### Written request
Retype each line exactly. Skip images.
__________
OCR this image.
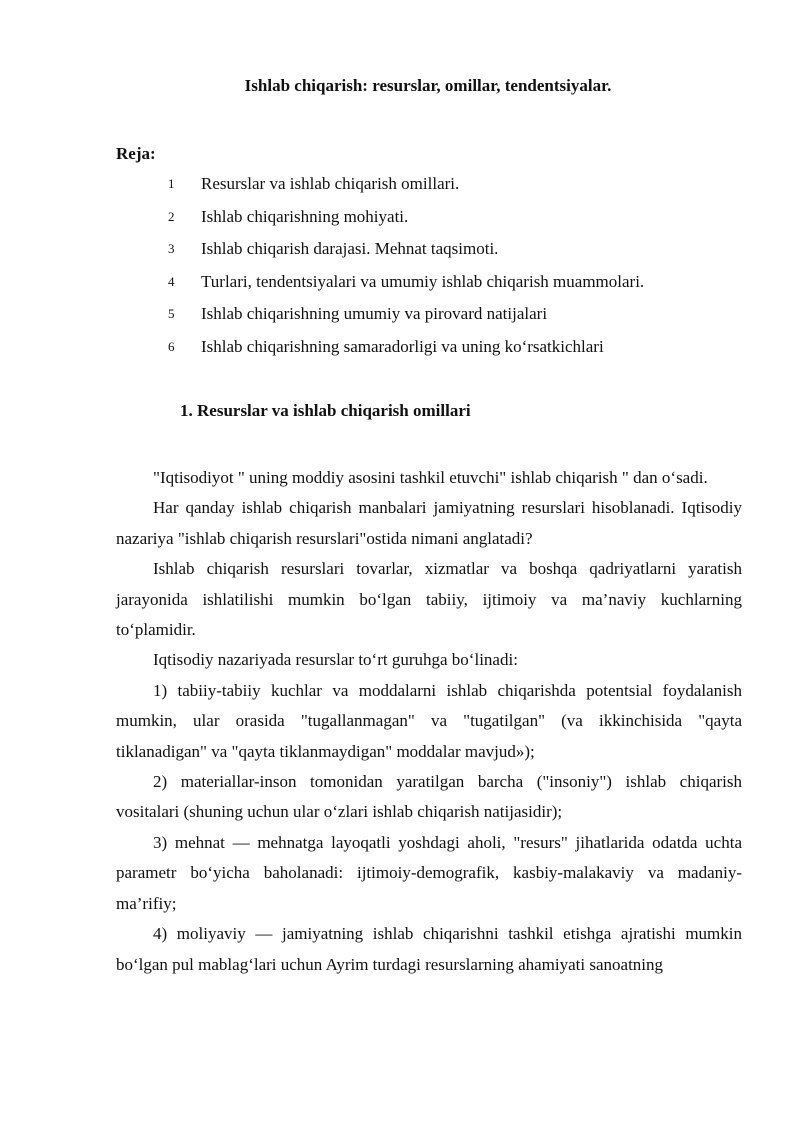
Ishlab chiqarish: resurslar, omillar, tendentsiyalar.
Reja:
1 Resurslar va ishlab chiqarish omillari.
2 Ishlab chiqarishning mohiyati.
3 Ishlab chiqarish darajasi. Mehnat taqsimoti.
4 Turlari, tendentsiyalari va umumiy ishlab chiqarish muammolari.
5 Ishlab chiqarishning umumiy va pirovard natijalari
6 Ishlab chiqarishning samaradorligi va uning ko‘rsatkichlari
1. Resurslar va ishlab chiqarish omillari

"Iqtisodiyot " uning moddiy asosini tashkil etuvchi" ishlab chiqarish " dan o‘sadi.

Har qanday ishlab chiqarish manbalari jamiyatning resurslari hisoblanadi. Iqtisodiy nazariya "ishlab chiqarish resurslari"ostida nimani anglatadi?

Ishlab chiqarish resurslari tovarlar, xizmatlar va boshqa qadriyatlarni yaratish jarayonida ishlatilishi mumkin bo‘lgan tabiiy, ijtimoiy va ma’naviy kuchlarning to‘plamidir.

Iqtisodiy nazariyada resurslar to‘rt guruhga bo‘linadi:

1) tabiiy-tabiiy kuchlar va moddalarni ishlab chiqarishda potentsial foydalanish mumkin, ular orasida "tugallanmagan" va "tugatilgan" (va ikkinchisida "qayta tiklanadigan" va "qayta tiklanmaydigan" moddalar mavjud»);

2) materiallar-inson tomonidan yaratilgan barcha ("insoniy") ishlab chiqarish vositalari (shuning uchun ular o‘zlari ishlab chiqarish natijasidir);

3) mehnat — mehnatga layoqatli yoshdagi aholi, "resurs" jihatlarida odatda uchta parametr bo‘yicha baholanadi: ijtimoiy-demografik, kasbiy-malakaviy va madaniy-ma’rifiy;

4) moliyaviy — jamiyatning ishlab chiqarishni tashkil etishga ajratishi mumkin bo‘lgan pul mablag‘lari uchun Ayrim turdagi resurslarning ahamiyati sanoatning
__________
### Result
OCR this image.
Ishlab chiqarish: resurslar, omillar, tendentsiyalar.
Reja:
1 Resurslar va ishlab chiqarish omillari.
2 Ishlab chiqarishning mohiyati.
3 Ishlab chiqarish darajasi. Mehnat taqsimoti.
4 Turlari, tendentsiyalari va umumiy ishlab chiqarish muammolari.
5 Ishlab chiqarishning umumiy va pirovard natijalari
6 Ishlab chiqarishning samaradorligi va uning ko‘rsatkichlari
1. Resurslar va ishlab chiqarish omillari

"Iqtisodiyot " uning moddiy asosini tashkil etuvchi" ishlab chiqarish " dan o‘sadi.

Har qanday ishlab chiqarish manbalari jamiyatning resurslari hisoblanadi. Iqtisodiy nazariya "ishlab chiqarish resurslari"ostida nimani anglatadi?

Ishlab chiqarish resurslari tovarlar, xizmatlar va boshqa qadriyatlarni yaratish jarayonida ishlatilishi mumkin bo‘lgan tabiiy, ijtimoiy va ma’naviy kuchlarning to‘plamidir.

Iqtisodiy nazariyada resurslar to‘rt guruhga bo‘linadi:

1) tabiiy-tabiiy kuchlar va moddalarni ishlab chiqarishda potentsial foydalanish mumkin, ular orasida "tugallanmagan" va "tugatilgan" (va ikkinchisida "qayta tiklanadigan" va "qayta tiklanmaydigan" moddalar mavjud»);

2) materiallar-inson tomonidan yaratilgan barcha ("insoniy") ishlab chiqarish vositalari (shuning uchun ular o‘zlari ishlab chiqarish natijasidir);

3) mehnat — mehnatga layoqatli yoshdagi aholi, "resurs" jihatlarida odatda uchta parametr bo‘yicha baholanadi: ijtimoiy-demografik, kasbiy-malakaviy va madaniy-ma’rifiy;

4) moliyaviy — jamiyatning ishlab chiqarishni tashkil etishga ajratishi mumkin bo‘lgan pul mablag‘lari uchun Ayrim turdagi resurslarning ahamiyati sanoatning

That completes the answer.